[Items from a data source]
..........

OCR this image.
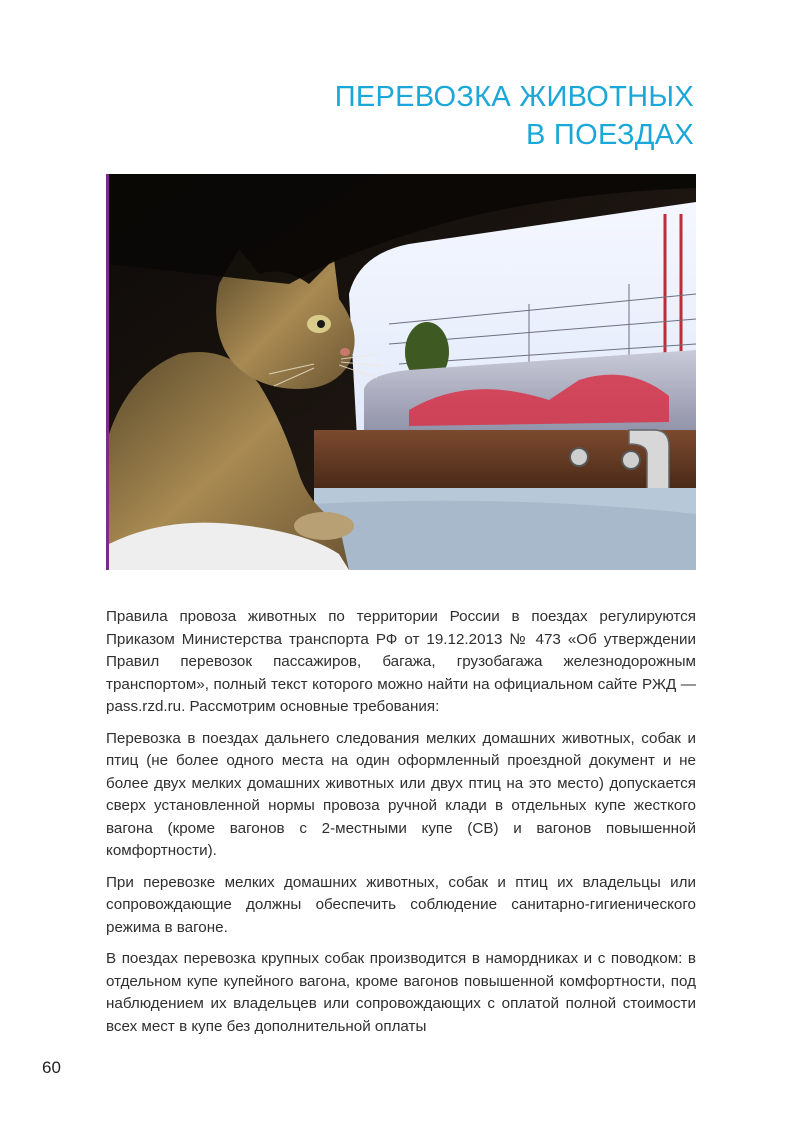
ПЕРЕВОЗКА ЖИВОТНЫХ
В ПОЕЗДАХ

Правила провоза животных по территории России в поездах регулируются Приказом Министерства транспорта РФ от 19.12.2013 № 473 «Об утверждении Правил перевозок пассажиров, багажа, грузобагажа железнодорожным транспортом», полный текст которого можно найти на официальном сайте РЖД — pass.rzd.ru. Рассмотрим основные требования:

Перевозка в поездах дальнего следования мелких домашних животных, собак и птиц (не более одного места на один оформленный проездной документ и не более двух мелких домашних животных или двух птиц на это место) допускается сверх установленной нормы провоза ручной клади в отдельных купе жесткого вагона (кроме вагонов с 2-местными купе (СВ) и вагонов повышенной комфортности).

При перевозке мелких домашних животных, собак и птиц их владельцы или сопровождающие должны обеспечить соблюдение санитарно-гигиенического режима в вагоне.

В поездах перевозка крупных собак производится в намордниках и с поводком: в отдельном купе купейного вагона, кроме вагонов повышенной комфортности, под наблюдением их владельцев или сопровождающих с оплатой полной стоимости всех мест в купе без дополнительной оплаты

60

..........

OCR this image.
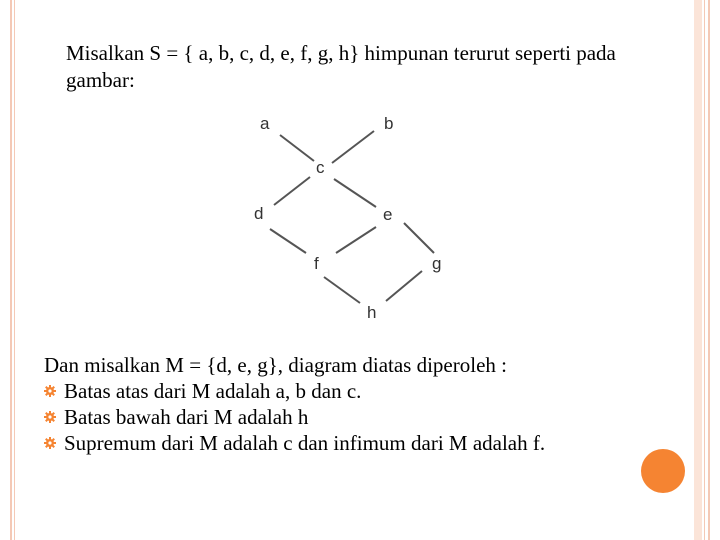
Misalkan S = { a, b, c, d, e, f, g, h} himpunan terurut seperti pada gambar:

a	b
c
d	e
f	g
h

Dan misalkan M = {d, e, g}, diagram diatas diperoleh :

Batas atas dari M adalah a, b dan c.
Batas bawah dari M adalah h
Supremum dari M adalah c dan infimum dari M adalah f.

..........

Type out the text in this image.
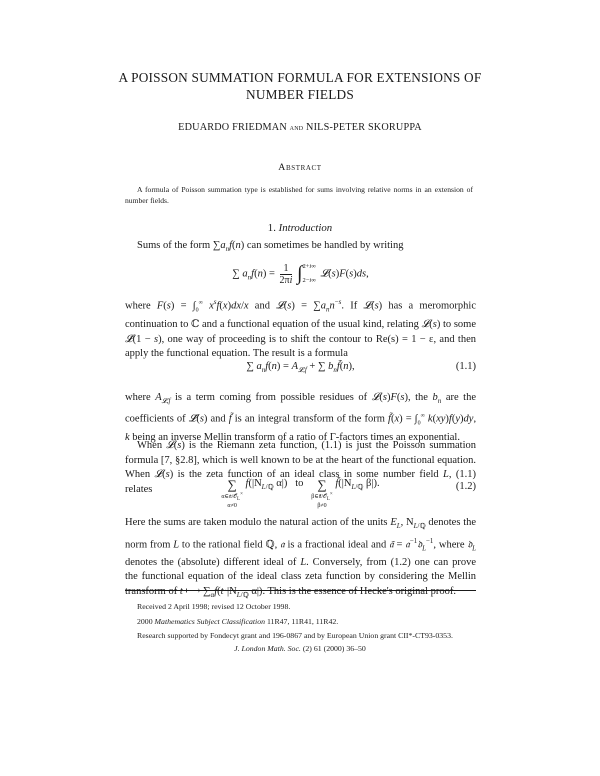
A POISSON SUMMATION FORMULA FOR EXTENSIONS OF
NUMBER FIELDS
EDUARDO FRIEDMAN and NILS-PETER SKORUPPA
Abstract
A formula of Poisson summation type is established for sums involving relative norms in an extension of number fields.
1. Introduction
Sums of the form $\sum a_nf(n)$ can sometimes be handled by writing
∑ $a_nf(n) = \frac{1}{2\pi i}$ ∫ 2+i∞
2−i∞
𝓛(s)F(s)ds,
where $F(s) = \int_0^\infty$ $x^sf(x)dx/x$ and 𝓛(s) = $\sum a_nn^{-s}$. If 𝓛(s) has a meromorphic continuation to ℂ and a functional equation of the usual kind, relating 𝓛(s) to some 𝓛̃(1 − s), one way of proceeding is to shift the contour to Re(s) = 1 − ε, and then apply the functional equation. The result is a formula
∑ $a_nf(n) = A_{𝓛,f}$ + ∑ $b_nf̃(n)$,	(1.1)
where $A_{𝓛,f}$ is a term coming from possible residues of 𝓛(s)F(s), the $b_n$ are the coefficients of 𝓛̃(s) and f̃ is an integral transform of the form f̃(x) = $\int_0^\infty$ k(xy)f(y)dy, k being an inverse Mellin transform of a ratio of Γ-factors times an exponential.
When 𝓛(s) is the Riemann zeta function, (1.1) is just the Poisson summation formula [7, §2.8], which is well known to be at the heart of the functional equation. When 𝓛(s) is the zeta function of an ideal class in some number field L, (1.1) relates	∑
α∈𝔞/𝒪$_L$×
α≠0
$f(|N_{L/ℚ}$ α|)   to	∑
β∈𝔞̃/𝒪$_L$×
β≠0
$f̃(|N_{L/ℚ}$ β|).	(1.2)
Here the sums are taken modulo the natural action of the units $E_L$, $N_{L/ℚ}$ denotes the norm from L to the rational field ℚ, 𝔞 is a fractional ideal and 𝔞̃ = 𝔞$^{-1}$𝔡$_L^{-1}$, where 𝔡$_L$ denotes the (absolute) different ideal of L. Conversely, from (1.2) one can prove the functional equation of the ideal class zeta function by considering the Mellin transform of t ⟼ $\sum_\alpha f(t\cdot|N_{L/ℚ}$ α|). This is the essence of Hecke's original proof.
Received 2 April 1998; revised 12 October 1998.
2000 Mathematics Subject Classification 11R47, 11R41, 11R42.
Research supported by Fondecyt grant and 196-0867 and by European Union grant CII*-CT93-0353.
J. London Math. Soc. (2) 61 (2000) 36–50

..........

> Task description
Where a line in the material above holds "adalah", copy that line.

> Written response
Batas atas dari M adalah a, b dan c.
Batas bawah dari M adalah h
Supremum dari M adalah c dan infimum dari M adalah f.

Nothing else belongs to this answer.